Exercise aim ::
Output the material below unchanged, apart from leaving out the pictures.

Record extracts ::
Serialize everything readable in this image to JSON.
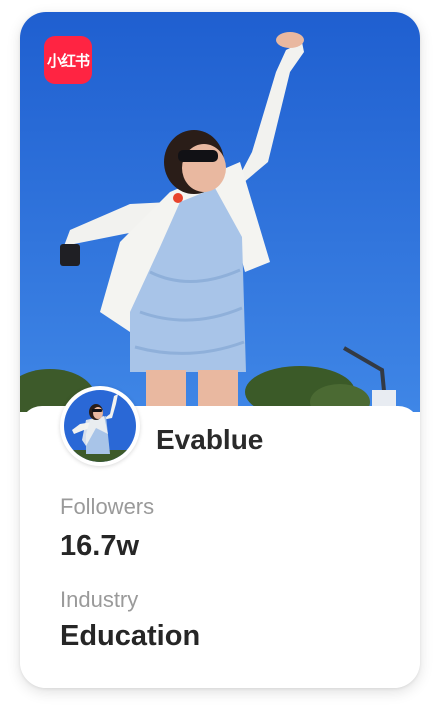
{
  "brand": {
    "logo_text": "小红书",
    "logo_color": "#ff2442"
  },
  "profile": {
    "name": "Evablue"
  },
  "stats": {
    "followers_label": "Followers",
    "followers_value": "16.7w",
    "industry_label": "Industry",
    "industry_value": "Education"
  },
  "colors": {
    "sky": "#2a68d6",
    "dress": "#a8c4e8",
    "shirt": "#f2f2ef"
  }
}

Correct result ::
Serialize everything readable in this image to JSON.
{
  "brand": {
    "logo_text": "小红书",
    "logo_color": "#ff2442"
  },
  "profile": {
    "name": "Evablue"
  },
  "stats": {
    "followers_label": "Followers",
    "followers_value": "16.7w",
    "industry_label": "Industry",
    "industry_value": "Education"
  },
  "colors": {
    "sky": "#2a68d6",
    "dress": "#a8c4e8",
    "shirt": "#f2f2ef"
  }
}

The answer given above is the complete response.